── TEXTO

O último Relatório do Programa das Nações Unidas para o Desenvolvimento (PNUD) mostra-nos que os 54 países em vias de desenvolvimento estão hoje mais pobres que em 1990, enquanto no «Norte», os países ricos aumentaram as suas riquezas. A tese avançada é que não se liberalizou o suficiente e que, por isso, é necessária mais liberalização do comércio mundial.

Isto quando a ajuda ao desenvolvimento diminuiu e não se cumpre o compromisso dos 0,7% do PIB. Quando essa ajuda se mantém condicionada aos interesses dos países desenvolvidos (privatizações, compras de bens e tecnologias aos dadores da ajuda, etc.). Quando não se resolve o problema da dívida, nomeadamente pela sua anulação. Quando o FMI e o Banco Mundial impõem lógicas de divisão internacional do trabalho contrárias aos interesses do desenvolvimento.

────
── MATERIAL FORNECIDO

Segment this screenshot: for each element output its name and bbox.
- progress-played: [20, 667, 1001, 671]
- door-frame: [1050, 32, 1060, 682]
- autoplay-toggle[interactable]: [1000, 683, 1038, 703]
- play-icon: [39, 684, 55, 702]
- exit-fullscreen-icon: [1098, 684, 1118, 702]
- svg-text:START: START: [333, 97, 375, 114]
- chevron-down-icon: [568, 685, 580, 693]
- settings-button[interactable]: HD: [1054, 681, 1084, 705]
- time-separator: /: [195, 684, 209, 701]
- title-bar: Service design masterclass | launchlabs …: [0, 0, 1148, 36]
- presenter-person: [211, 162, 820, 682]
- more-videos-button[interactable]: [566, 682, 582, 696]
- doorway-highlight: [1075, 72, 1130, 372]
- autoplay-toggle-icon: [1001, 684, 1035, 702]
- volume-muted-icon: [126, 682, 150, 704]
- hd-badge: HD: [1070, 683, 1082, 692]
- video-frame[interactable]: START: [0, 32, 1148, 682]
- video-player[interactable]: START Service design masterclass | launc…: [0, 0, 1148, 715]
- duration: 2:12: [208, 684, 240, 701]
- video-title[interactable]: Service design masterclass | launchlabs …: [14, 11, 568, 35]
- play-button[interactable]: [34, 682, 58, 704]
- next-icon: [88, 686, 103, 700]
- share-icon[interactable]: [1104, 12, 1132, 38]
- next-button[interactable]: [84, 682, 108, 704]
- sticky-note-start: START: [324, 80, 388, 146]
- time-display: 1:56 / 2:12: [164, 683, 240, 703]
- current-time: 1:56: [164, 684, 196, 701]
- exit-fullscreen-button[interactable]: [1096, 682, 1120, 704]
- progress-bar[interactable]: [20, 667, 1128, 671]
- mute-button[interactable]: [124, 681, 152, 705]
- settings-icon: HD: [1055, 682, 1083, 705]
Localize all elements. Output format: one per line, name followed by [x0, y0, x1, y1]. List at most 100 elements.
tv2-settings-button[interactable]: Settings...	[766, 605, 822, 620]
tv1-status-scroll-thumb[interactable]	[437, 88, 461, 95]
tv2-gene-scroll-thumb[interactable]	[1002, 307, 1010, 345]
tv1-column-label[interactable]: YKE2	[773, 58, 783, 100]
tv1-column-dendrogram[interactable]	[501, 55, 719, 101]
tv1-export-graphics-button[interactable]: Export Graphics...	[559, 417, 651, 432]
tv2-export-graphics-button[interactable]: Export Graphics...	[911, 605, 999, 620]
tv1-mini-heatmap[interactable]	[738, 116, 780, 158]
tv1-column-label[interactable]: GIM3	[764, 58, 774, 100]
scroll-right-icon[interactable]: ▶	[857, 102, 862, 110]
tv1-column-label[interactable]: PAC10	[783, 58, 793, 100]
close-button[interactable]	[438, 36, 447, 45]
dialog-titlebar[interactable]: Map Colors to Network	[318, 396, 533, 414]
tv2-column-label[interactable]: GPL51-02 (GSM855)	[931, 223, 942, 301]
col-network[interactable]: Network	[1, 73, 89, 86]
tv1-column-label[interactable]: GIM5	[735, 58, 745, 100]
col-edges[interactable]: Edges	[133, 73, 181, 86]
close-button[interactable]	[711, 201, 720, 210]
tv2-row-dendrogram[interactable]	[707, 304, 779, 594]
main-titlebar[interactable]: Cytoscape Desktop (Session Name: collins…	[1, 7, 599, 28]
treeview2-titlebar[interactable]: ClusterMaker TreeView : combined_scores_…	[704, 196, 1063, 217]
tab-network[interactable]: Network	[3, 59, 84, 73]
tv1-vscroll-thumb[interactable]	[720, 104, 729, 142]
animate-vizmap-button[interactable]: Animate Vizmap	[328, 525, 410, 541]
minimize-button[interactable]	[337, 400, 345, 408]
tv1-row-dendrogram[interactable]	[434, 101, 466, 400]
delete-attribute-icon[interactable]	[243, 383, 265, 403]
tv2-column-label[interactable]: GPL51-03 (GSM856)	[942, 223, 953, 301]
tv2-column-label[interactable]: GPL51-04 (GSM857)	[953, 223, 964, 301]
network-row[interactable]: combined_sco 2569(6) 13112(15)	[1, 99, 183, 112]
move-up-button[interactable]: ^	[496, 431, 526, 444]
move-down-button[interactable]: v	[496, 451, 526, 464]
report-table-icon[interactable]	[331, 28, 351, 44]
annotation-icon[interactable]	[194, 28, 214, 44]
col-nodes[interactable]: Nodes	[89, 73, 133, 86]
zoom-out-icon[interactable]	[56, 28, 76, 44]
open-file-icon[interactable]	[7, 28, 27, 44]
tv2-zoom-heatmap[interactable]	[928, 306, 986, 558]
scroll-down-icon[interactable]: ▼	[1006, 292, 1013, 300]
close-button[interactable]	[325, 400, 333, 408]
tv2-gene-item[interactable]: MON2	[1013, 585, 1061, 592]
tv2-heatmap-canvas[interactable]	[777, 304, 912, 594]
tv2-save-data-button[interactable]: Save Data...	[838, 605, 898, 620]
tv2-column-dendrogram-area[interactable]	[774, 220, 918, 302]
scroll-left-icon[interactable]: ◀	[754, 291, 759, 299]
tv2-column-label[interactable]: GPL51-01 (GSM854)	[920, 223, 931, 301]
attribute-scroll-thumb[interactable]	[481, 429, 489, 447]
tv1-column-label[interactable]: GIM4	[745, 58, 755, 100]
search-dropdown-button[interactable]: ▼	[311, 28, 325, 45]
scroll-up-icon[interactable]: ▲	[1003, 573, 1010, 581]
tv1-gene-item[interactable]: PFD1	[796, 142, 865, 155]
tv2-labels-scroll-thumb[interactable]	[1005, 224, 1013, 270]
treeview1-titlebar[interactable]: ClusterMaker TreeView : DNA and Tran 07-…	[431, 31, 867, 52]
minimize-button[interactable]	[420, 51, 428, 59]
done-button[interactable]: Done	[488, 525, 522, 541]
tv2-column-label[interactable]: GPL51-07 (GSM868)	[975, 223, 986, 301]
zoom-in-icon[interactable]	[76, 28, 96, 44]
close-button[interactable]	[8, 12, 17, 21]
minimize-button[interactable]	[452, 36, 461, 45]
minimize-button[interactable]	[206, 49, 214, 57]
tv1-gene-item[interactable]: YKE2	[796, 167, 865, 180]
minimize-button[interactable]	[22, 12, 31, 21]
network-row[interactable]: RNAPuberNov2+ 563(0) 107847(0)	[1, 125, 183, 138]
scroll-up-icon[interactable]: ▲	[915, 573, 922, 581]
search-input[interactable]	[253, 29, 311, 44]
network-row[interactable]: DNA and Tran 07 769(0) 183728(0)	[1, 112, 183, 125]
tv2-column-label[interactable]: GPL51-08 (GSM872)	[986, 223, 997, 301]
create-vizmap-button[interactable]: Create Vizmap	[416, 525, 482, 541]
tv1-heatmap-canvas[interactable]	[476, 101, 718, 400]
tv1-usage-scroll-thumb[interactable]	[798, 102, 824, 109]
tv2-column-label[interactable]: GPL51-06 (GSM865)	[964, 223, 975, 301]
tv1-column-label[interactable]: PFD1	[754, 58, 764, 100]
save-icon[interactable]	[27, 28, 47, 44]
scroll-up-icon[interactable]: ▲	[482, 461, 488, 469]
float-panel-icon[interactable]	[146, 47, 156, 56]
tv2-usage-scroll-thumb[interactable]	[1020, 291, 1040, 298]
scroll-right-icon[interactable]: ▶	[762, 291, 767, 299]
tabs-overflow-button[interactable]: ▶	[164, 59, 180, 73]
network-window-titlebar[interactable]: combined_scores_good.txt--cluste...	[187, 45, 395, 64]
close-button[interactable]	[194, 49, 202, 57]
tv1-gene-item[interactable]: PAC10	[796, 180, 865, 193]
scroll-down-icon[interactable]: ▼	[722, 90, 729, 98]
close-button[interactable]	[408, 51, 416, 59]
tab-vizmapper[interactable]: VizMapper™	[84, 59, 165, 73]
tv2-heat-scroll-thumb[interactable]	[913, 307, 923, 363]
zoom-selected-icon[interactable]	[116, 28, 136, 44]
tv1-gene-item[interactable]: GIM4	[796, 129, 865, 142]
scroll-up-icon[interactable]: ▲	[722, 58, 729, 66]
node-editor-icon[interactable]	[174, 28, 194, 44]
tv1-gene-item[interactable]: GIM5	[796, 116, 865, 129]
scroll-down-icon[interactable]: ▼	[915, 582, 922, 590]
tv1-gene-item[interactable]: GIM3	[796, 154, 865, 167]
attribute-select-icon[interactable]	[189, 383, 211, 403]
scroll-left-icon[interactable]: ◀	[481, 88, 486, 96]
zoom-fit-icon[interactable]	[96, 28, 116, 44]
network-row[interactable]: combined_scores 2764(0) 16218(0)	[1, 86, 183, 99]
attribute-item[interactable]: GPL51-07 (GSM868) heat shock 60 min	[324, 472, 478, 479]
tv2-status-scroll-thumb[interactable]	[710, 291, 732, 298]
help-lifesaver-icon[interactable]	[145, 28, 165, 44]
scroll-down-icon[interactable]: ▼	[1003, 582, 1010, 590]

────

* _TAREFAS_:
a. As afirmações seguintes estão de acordo com o texto? (i) Os 54 países em vias de desenvolvimento estão hoje mais pobres do que em 1990. (ii) A ajuda ao desenvolvimento aumentou. (iii) O compromisso dos 0,7% do PIB não está a ser cumprido. Responda sim ou não a cada uma e cite as palavras do texto que o decidem.
b. Segundo o texto, de que programa é o relatório cujos dados são apresentados?
c. Que organizações internacionais são nomeadas no texto? Indique todas.

* _LISTA DE RESPOSTAS_:
a.
(i) Sim: "os 54 países em vias de desenvolvimento estão hoje mais pobres que em 1990".
(ii) Não: "a ajuda ao desenvolvimento diminuiu".
(iii) Sim: "não se cumpre o compromisso dos 0,7% do PIB".

b. Do Programa das Nações Unidas para o Desenvolvimento (PNUD).

c. Programa das Nações Unidas para o Desenvolvimento (PNUD), FMI, Banco Mundial